_SHORT TASK_. Type out the material below exactly.
= = = = = = =
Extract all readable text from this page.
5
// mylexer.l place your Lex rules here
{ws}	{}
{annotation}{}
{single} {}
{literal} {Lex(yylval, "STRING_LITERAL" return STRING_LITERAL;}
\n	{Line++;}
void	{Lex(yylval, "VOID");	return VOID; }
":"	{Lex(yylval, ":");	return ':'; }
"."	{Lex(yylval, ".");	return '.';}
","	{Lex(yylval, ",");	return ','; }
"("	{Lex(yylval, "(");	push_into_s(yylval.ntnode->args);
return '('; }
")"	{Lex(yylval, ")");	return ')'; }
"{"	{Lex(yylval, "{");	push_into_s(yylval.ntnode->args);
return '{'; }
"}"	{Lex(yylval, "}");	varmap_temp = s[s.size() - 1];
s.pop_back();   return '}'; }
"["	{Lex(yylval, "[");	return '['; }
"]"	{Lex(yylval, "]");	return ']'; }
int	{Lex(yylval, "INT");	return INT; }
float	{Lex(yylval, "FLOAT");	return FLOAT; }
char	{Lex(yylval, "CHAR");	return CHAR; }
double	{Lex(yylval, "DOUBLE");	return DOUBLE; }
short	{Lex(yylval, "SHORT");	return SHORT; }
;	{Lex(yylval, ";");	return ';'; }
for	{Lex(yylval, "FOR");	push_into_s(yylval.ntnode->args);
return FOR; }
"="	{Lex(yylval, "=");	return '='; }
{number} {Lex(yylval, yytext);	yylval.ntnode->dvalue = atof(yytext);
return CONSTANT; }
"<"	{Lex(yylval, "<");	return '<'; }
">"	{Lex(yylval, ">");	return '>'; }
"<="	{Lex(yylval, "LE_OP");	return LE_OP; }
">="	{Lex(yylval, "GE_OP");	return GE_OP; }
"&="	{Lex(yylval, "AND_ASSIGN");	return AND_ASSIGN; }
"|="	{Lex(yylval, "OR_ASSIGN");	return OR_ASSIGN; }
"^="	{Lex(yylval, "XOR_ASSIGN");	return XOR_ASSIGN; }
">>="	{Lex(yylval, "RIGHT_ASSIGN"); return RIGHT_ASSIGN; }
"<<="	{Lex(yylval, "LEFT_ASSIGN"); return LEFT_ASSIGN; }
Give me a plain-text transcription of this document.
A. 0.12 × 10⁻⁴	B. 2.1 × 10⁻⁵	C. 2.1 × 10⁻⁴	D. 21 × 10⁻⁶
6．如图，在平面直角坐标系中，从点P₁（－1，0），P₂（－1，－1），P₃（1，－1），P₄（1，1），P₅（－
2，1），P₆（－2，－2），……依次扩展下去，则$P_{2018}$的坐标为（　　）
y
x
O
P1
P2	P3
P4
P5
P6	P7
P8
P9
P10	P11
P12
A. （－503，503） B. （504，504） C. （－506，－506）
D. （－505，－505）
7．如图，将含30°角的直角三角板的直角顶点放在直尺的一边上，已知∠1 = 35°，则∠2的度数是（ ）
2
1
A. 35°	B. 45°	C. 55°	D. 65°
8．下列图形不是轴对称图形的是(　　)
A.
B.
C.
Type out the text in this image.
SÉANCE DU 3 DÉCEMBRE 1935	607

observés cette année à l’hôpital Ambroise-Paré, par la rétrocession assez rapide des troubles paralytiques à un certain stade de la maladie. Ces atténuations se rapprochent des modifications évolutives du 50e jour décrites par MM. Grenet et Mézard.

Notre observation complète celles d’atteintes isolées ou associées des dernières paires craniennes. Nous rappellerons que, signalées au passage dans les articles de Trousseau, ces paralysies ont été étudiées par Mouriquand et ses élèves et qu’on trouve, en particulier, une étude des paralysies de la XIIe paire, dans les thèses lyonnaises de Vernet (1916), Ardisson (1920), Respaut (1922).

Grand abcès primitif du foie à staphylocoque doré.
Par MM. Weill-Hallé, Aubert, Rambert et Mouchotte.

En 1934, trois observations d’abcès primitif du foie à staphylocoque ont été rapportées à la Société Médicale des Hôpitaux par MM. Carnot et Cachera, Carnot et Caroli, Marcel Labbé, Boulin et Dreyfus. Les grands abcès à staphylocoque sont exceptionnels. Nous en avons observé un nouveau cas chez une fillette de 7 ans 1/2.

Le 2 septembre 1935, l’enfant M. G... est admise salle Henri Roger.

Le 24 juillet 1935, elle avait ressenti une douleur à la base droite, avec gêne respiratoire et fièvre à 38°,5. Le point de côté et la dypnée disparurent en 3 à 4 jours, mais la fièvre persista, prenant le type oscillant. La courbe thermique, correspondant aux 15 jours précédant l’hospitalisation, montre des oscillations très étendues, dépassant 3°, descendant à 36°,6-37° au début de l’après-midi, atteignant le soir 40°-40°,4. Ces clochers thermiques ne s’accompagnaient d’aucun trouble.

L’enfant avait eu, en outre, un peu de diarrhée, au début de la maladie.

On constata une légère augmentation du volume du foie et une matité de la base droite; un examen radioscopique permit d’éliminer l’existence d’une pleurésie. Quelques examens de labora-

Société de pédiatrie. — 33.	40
= = = = = = =
_EXERCISE RESULT_.
Extract all readable text from this page.
5
// mylexer.l place your Lex rules here
{ws}	{}
{annotation}{}
{single} {}
{literal} {Lex(yylval, "STRING_LITERAL" return STRING_LITERAL;}
\n	{Line++;}
void	{Lex(yylval, "VOID");	return VOID; }
":"	{Lex(yylval, ":");	return ':'; }
"."	{Lex(yylval, ".");	return '.';}
","	{Lex(yylval, ",");	return ','; }
"("	{Lex(yylval, "(");	push_into_s(yylval.ntnode->args);
return '('; }
")"	{Lex(yylval, ")");	return ')'; }
"{"	{Lex(yylval, "{");	push_into_s(yylval.ntnode->args);
return '{'; }
"}"	{Lex(yylval, "}");	varmap_temp = s[s.size() - 1];
s.pop_back();   return '}'; }
"["	{Lex(yylval, "[");	return '['; }
"]"	{Lex(yylval, "]");	return ']'; }
int	{Lex(yylval, "INT");	return INT; }
float	{Lex(yylval, "FLOAT");	return FLOAT; }
char	{Lex(yylval, "CHAR");	return CHAR; }
double	{Lex(yylval, "DOUBLE");	return DOUBLE; }
short	{Lex(yylval, "SHORT");	return SHORT; }
;	{Lex(yylval, ";");	return ';'; }
for	{Lex(yylval, "FOR");	push_into_s(yylval.ntnode->args);
return FOR; }
"="	{Lex(yylval, "=");	return '='; }
{number} {Lex(yylval, yytext);	yylval.ntnode->dvalue = atof(yytext);
return CONSTANT; }
"<"	{Lex(yylval, "<");	return '<'; }
">"	{Lex(yylval, ">");	return '>'; }
"<="	{Lex(yylval, "LE_OP");	return LE_OP; }
">="	{Lex(yylval, "GE_OP");	return GE_OP; }
"&="	{Lex(yylval, "AND_ASSIGN");	return AND_ASSIGN; }
"|="	{Lex(yylval, "OR_ASSIGN");	return OR_ASSIGN; }
"^="	{Lex(yylval, "XOR_ASSIGN");	return XOR_ASSIGN; }
">>="	{Lex(yylval, "RIGHT_ASSIGN"); return RIGHT_ASSIGN; }
"<<="	{Lex(yylval, "LEFT_ASSIGN"); return LEFT_ASSIGN; }
Give me a plain-text transcription of this document.
A. 0.12 × 10⁻⁴	B. 2.1 × 10⁻⁵	C. 2.1 × 10⁻⁴	D. 21 × 10⁻⁶
6．如图，在平面直角坐标系中，从点P₁（－1，0），P₂（－1，－1），P₃（1，－1），P₄（1，1），P₅（－
2，1），P₆（－2，－2），……依次扩展下去，则$P_{2018}$的坐标为（　　）
y
x
O
P1
P2	P3
P4
P5
P6	P7
P8
P9
P10	P11
P12
A. （－503，503） B. （504，504） C. （－506，－506）
D. （－505，－505）
7．如图，将含30°角的直角三角板的直角顶点放在直尺的一边上，已知∠1 = 35°，则∠2的度数是（ ）
2
1
A. 35°	B. 45°	C. 55°	D. 65°
8．下列图形不是轴对称图形的是(　　)
A.
B.
C.
Type out the text in this image.
SÉANCE DU 3 DÉCEMBRE 1935	607

observés cette année à l’hôpital Ambroise-Paré, par la rétrocession assez rapide des troubles paralytiques à un certain stade de la maladie. Ces atténuations se rapprochent des modifications évolutives du 50e jour décrites par MM. Grenet et Mézard.

Notre observation complète celles d’atteintes isolées ou associées des dernières paires craniennes. Nous rappellerons que, signalées au passage dans les articles de Trousseau, ces paralysies ont été étudiées par Mouriquand et ses élèves et qu’on trouve, en particulier, une étude des paralysies de la XIIe paire, dans les thèses lyonnaises de Vernet (1916), Ardisson (1920), Respaut (1922).

Grand abcès primitif du foie à staphylocoque doré.
Par MM. Weill-Hallé, Aubert, Rambert et Mouchotte.

En 1934, trois observations d’abcès primitif du foie à staphylocoque ont été rapportées à la Société Médicale des Hôpitaux par MM. Carnot et Cachera, Carnot et Caroli, Marcel Labbé, Boulin et Dreyfus. Les grands abcès à staphylocoque sont exceptionnels. Nous en avons observé un nouveau cas chez une fillette de 7 ans 1/2.

Le 2 septembre 1935, l’enfant M. G... est admise salle Henri Roger.

Le 24 juillet 1935, elle avait ressenti une douleur à la base droite, avec gêne respiratoire et fièvre à 38°,5. Le point de côté et la dypnée disparurent en 3 à 4 jours, mais la fièvre persista, prenant le type oscillant. La courbe thermique, correspondant aux 15 jours précédant l’hospitalisation, montre des oscillations très étendues, dépassant 3°, descendant à 36°,6-37° au début de l’après-midi, atteignant le soir 40°-40°,4. Ces clochers thermiques ne s’accompagnaient d’aucun trouble.

L’enfant avait eu, en outre, un peu de diarrhée, au début de la maladie.

On constata une légère augmentation du volume du foie et une matité de la base droite; un examen radioscopique permit d’éliminer l’existence d’une pleurésie. Quelques examens de labora-

Société de pédiatrie. — 33.	40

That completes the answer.